→ Task description:
Return only the number of lines that hold "conditions".

→ Records supplied:
- - -

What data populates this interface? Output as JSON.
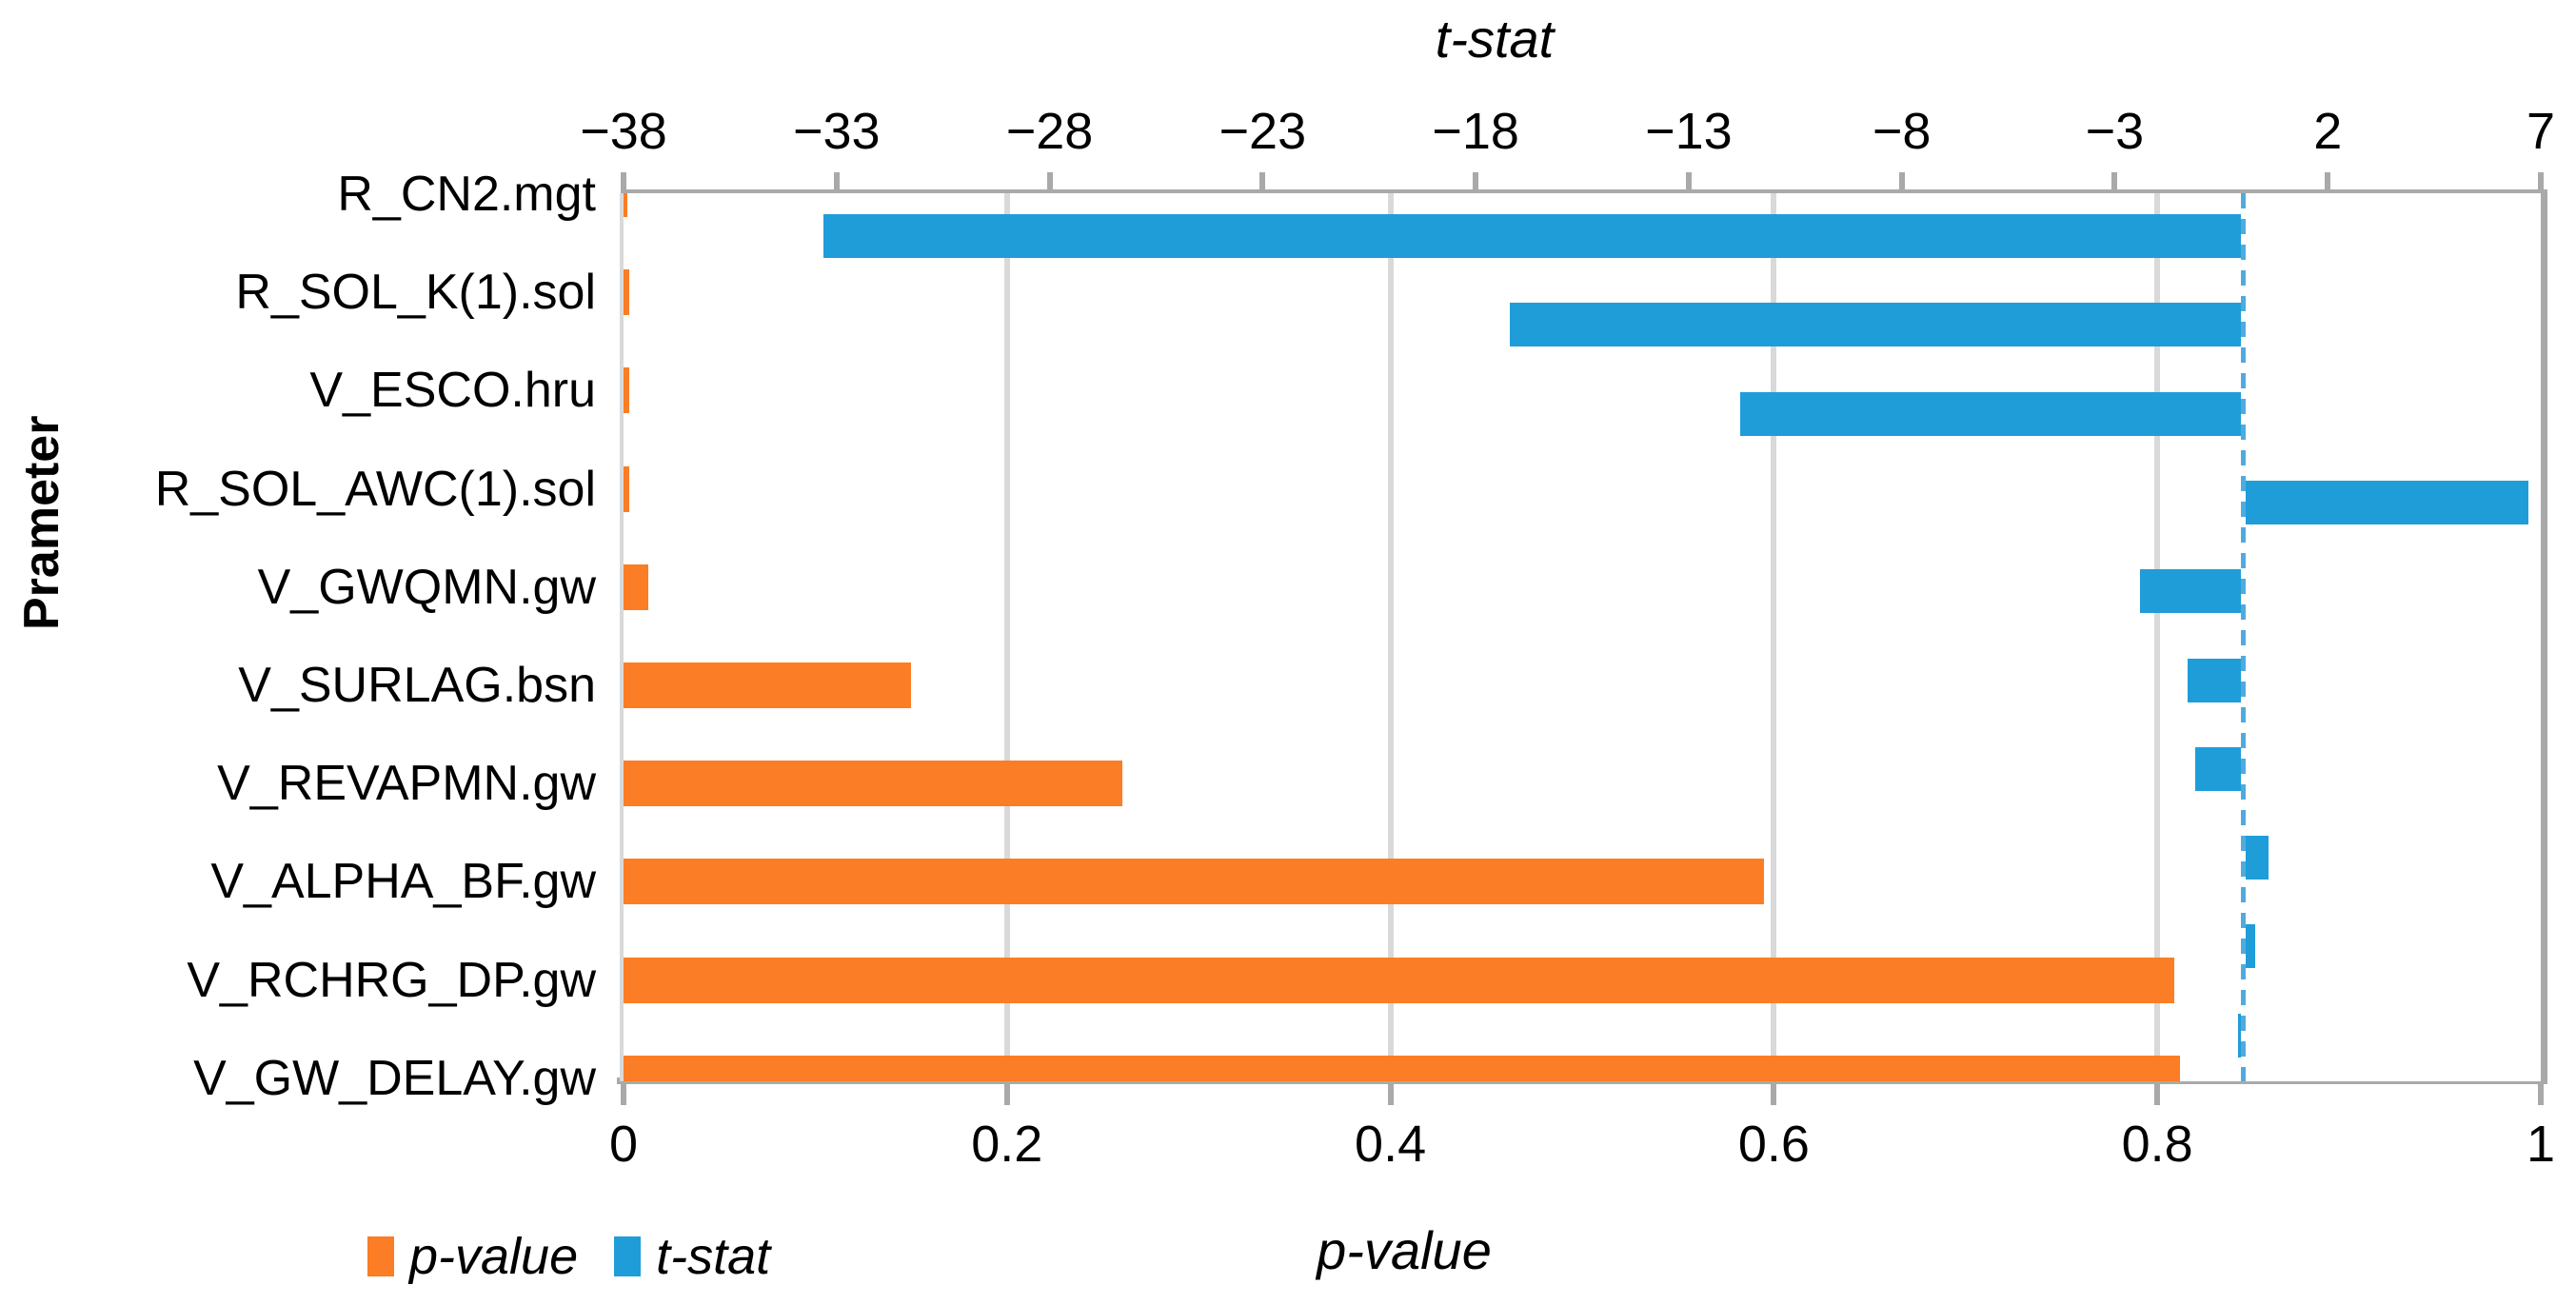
{
  "chart_data": {
    "type": "bar",
    "orientation": "horizontal",
    "y_axis_title": "Prameter",
    "top_axis_title": "t-stat",
    "bottom_axis_title": "p-value",
    "categories": [
      "R_CN2.mgt",
      "R_SOL_K(1).sol",
      "V_ESCO.hru",
      "R_SOL_AWC(1).sol",
      "V_GWQMN.gw",
      "V_SURLAG.bsn",
      "V_REVAPMN.gw",
      "V_ALPHA_BF.gw",
      "V_RCHRG_DP.gw",
      "V_GW_DELAY.gw"
    ],
    "series": [
      {
        "name": "p-value",
        "axis": "bottom",
        "color": "#FB7D25",
        "values": [
          0.002,
          0.003,
          0.003,
          0.003,
          0.013,
          0.15,
          0.26,
          0.595,
          0.809,
          0.812
        ]
      },
      {
        "name": "t-stat",
        "axis": "top",
        "color": "#1F9DD9",
        "values": [
          -33.3,
          -17.2,
          -11.8,
          6.7,
          -2.4,
          -1.3,
          -1.1,
          0.6,
          0.3,
          -0.1
        ]
      }
    ],
    "axes": {
      "top": {
        "label": "t-stat",
        "min": -38,
        "max": 7,
        "ticks": [
          -38,
          -33,
          -28,
          -23,
          -18,
          -13,
          -8,
          -3,
          2,
          7
        ]
      },
      "bottom": {
        "label": "p-value",
        "min": 0,
        "max": 1,
        "ticks": [
          0,
          0.2,
          0.4,
          0.6,
          0.8,
          1
        ],
        "gridlines": [
          0.2,
          0.4,
          0.6,
          0.8
        ]
      }
    },
    "reference_line": {
      "axis": "top",
      "value": 0,
      "style": "dashed",
      "color": "#4FABDE"
    },
    "grid": "vertical-only",
    "legend": {
      "position": "bottom-left",
      "items": [
        {
          "label": "p-value",
          "color": "#FB7D25"
        },
        {
          "label": "t-stat",
          "color": "#1F9DD9"
        }
      ]
    },
    "colors": {
      "axis_line": "#A9A9A9",
      "left_axis_line": "#D9D9D9",
      "gridline": "#D9D9D9",
      "background": "#FFFFFF",
      "text": "#000000"
    }
  }
}
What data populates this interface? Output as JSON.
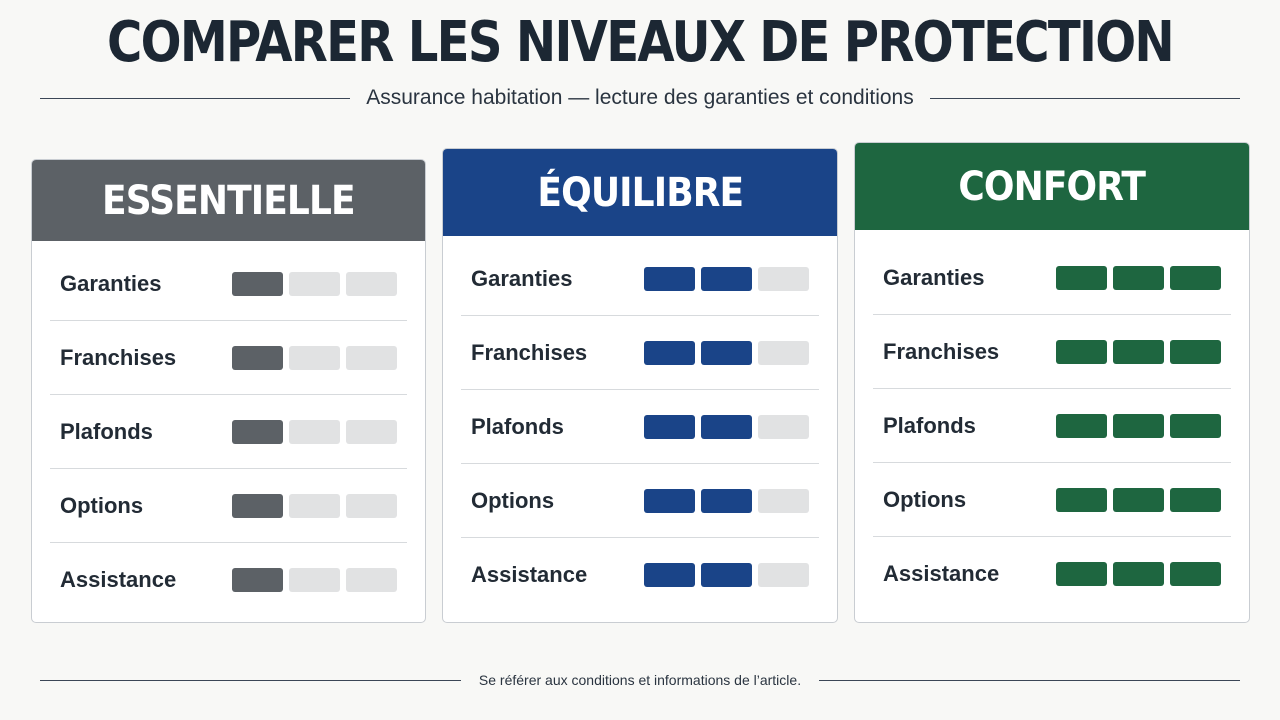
{
  "page": {
    "title": "COMPARER LES NIVEAUX DE PROTECTION",
    "subtitle": "Assurance habitation — lecture des garanties et conditions",
    "footer": "Se référer aux conditions et informations de l’article."
  },
  "tiers": [
    {
      "name": "ESSENTIELLE",
      "color": "#5c6166",
      "rows": [
        {
          "label": "Garanties",
          "level": 1
        },
        {
          "label": "Franchises",
          "level": 1
        },
        {
          "label": "Plafonds",
          "level": 1
        },
        {
          "label": "Options",
          "level": 1
        },
        {
          "label": "Assistance",
          "level": 1
        }
      ]
    },
    {
      "name": "ÉQUILIBRE",
      "color": "#1a4488",
      "rows": [
        {
          "label": "Garanties",
          "level": 2
        },
        {
          "label": "Franchises",
          "level": 2
        },
        {
          "label": "Plafonds",
          "level": 2
        },
        {
          "label": "Options",
          "level": 2
        },
        {
          "label": "Assistance",
          "level": 2
        }
      ]
    },
    {
      "name": "CONFORT",
      "color": "#1e6640",
      "rows": [
        {
          "label": "Garanties",
          "level": 3
        },
        {
          "label": "Franchises",
          "level": 3
        },
        {
          "label": "Plafonds",
          "level": 3
        },
        {
          "label": "Options",
          "level": 3
        },
        {
          "label": "Assistance",
          "level": 3
        }
      ]
    }
  ],
  "scale_max": 3,
  "empty_color": "#e1e2e3"
}
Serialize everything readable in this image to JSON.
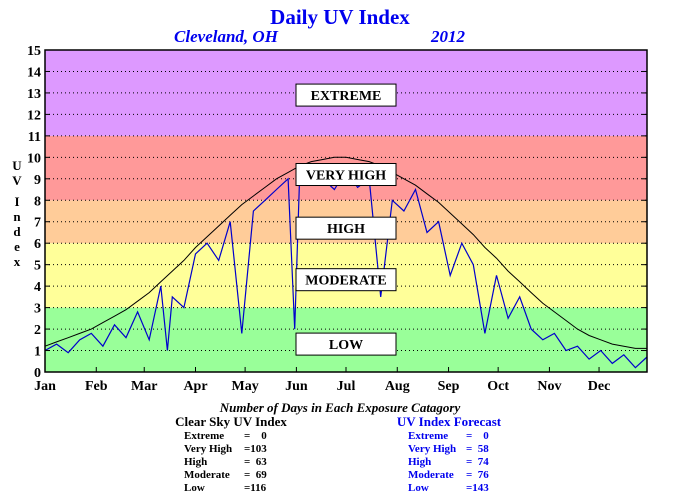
{
  "chart_data": {
    "type": "line",
    "title": "Daily UV Index",
    "location": "Cleveland, OH",
    "year": "2012",
    "ylabel": "UV Index",
    "ylim": [
      0,
      15
    ],
    "y_ticks": [
      0,
      1,
      2,
      3,
      4,
      5,
      6,
      7,
      8,
      9,
      10,
      11,
      12,
      13,
      14,
      15
    ],
    "grid": true,
    "x_ticks": [
      "Jan",
      "Feb",
      "Mar",
      "Apr",
      "May",
      "Jun",
      "Jul",
      "Aug",
      "Sep",
      "Oct",
      "Nov",
      "Dec"
    ],
    "bands": [
      {
        "label": "LOW",
        "range": [
          0,
          3
        ],
        "color": "#99ff99",
        "label_value": 1.3
      },
      {
        "label": "MODERATE",
        "range": [
          3,
          6
        ],
        "color": "#ffff99",
        "label_value": 4.3
      },
      {
        "label": "HIGH",
        "range": [
          6,
          8
        ],
        "color": "#ffcc99",
        "label_value": 6.7
      },
      {
        "label": "VERY HIGH",
        "range": [
          8,
          11
        ],
        "color": "#ff9999",
        "label_value": 9.2
      },
      {
        "label": "EXTREME",
        "range": [
          11,
          15
        ],
        "color": "#dd99ff",
        "label_value": 12.9
      }
    ],
    "series": [
      {
        "name": "Clear Sky UV Index",
        "color": "#000000",
        "x_day": [
          1,
          8,
          15,
          22,
          29,
          36,
          43,
          50,
          57,
          64,
          71,
          78,
          85,
          92,
          99,
          106,
          113,
          120,
          127,
          134,
          141,
          148,
          155,
          162,
          169,
          176,
          183,
          190,
          197,
          204,
          211,
          218,
          225,
          232,
          239,
          246,
          253,
          260,
          267,
          274,
          281,
          288,
          295,
          302,
          309,
          316,
          323,
          330,
          337,
          344,
          351,
          358,
          365
        ],
        "values": [
          1.2,
          1.4,
          1.6,
          1.8,
          2.0,
          2.3,
          2.6,
          2.9,
          3.3,
          3.7,
          4.2,
          4.7,
          5.2,
          5.8,
          6.3,
          6.8,
          7.3,
          7.8,
          8.2,
          8.6,
          9.0,
          9.3,
          9.6,
          9.8,
          9.9,
          10.0,
          10.0,
          9.9,
          9.8,
          9.6,
          9.3,
          9.0,
          8.7,
          8.3,
          7.9,
          7.4,
          6.9,
          6.4,
          5.8,
          5.3,
          4.7,
          4.2,
          3.7,
          3.2,
          2.8,
          2.4,
          2.0,
          1.7,
          1.5,
          1.3,
          1.2,
          1.1,
          1.1
        ]
      },
      {
        "name": "UV Index Forecast",
        "color": "#0000cc",
        "x_day": [
          1,
          8,
          15,
          22,
          29,
          36,
          43,
          50,
          57,
          64,
          71,
          75,
          78,
          85,
          92,
          99,
          106,
          113,
          120,
          127,
          134,
          141,
          148,
          152,
          155,
          162,
          169,
          176,
          183,
          190,
          197,
          204,
          211,
          218,
          225,
          232,
          239,
          246,
          253,
          260,
          267,
          274,
          281,
          288,
          295,
          302,
          309,
          316,
          323,
          330,
          337,
          344,
          351,
          358,
          365
        ],
        "values": [
          1.0,
          1.3,
          0.9,
          1.5,
          1.8,
          1.2,
          2.2,
          1.6,
          2.8,
          1.5,
          4.0,
          1.0,
          3.5,
          3.0,
          5.5,
          6.0,
          5.2,
          7.0,
          1.8,
          7.5,
          8.0,
          8.5,
          9.0,
          2.0,
          9.2,
          8.8,
          9.0,
          8.5,
          9.4,
          8.6,
          9.0,
          3.5,
          8.0,
          7.5,
          8.5,
          6.5,
          7.0,
          4.5,
          6.0,
          5.0,
          1.8,
          4.5,
          2.5,
          3.5,
          2.0,
          1.5,
          1.8,
          1.0,
          1.2,
          0.6,
          1.0,
          0.4,
          0.8,
          0.2,
          0.7
        ]
      }
    ]
  },
  "stats": {
    "title": "Number of Days in Each Exposure Catagory",
    "clear_sky": {
      "heading": "Clear Sky UV Index",
      "rows": [
        {
          "name": "Extreme",
          "value": "=    0"
        },
        {
          "name": "Very High",
          "value": "=103"
        },
        {
          "name": "High",
          "value": "=  63"
        },
        {
          "name": "Moderate",
          "value": "=  69"
        },
        {
          "name": "Low",
          "value": "=116"
        }
      ]
    },
    "forecast": {
      "heading": "UV Index Forecast",
      "rows": [
        {
          "name": "Extreme",
          "value": "=    0"
        },
        {
          "name": "Very High",
          "value": "=  58"
        },
        {
          "name": "High",
          "value": "=  74"
        },
        {
          "name": "Moderate",
          "value": "=  76"
        },
        {
          "name": "Low",
          "value": "=143"
        }
      ]
    }
  }
}
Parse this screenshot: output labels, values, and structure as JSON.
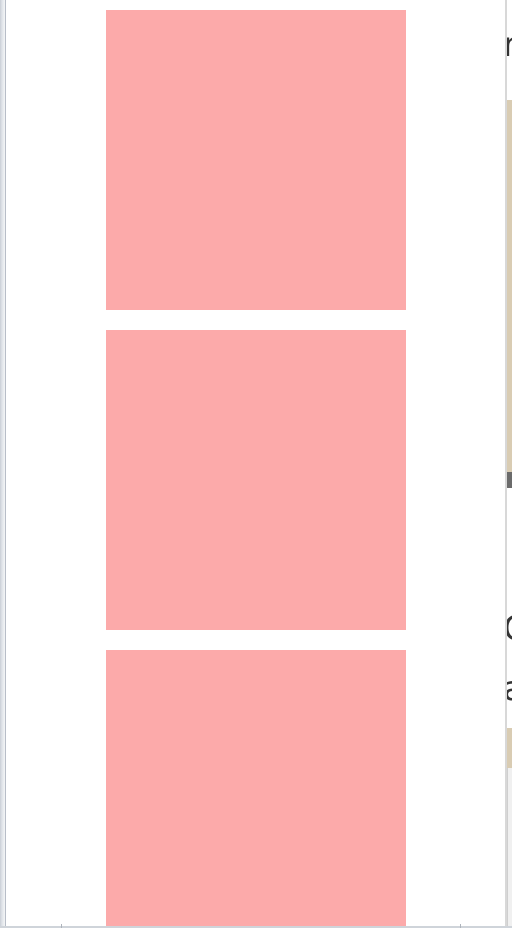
{
  "tiles": [
    {
      "color": "#fcaaaa"
    },
    {
      "color": "#fcaaaa"
    },
    {
      "color": "#fcaaaa"
    }
  ],
  "colors": {
    "tile": "#fcaaaa",
    "panel": "#ffffff",
    "background_strip": "#d9ccb3",
    "scrollbar_thumb": "#6b6b6b"
  },
  "right_strip_fragments": [
    "r",
    "C",
    "a"
  ]
}
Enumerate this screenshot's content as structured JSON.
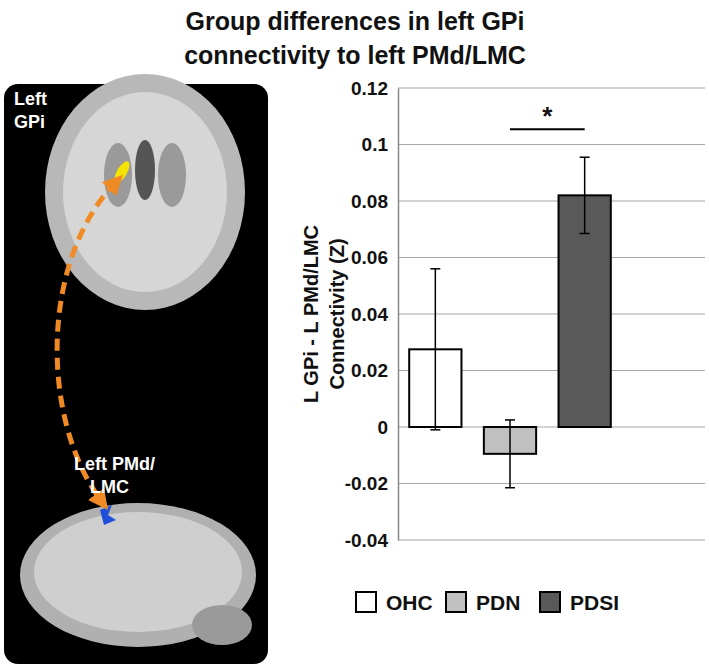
{
  "chart_data": {
    "type": "bar",
    "title": [
      "Group differences in left GPi",
      "connectivity to left PMd/LMC"
    ],
    "y_label": [
      "L GPi - L  PMd/LMC",
      "Connectivity (Z)"
    ],
    "categories": [
      "OHC",
      "PDN",
      "PDSI"
    ],
    "values": [
      0.0275,
      -0.0095,
      0.082
    ],
    "errors": [
      0.0285,
      0.012,
      0.0135
    ],
    "colors": [
      "#ffffff",
      "#c0c0c0",
      "#595959"
    ],
    "ylim": [
      -0.04,
      0.12
    ],
    "yticks": [
      -0.04,
      -0.02,
      0,
      0.02,
      0.04,
      0.06,
      0.08,
      0.1,
      0.12
    ],
    "grid": true,
    "legend": "bottom",
    "tick_labels": "y",
    "annotations": [
      {
        "text": "*",
        "between": [
          "PDN",
          "PDSI"
        ]
      }
    ]
  },
  "image_panel": {
    "labels": [
      [
        "Left",
        "GPi"
      ],
      [
        "Left PMd/",
        "LMC"
      ]
    ]
  }
}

- - -

→ Written answer:
2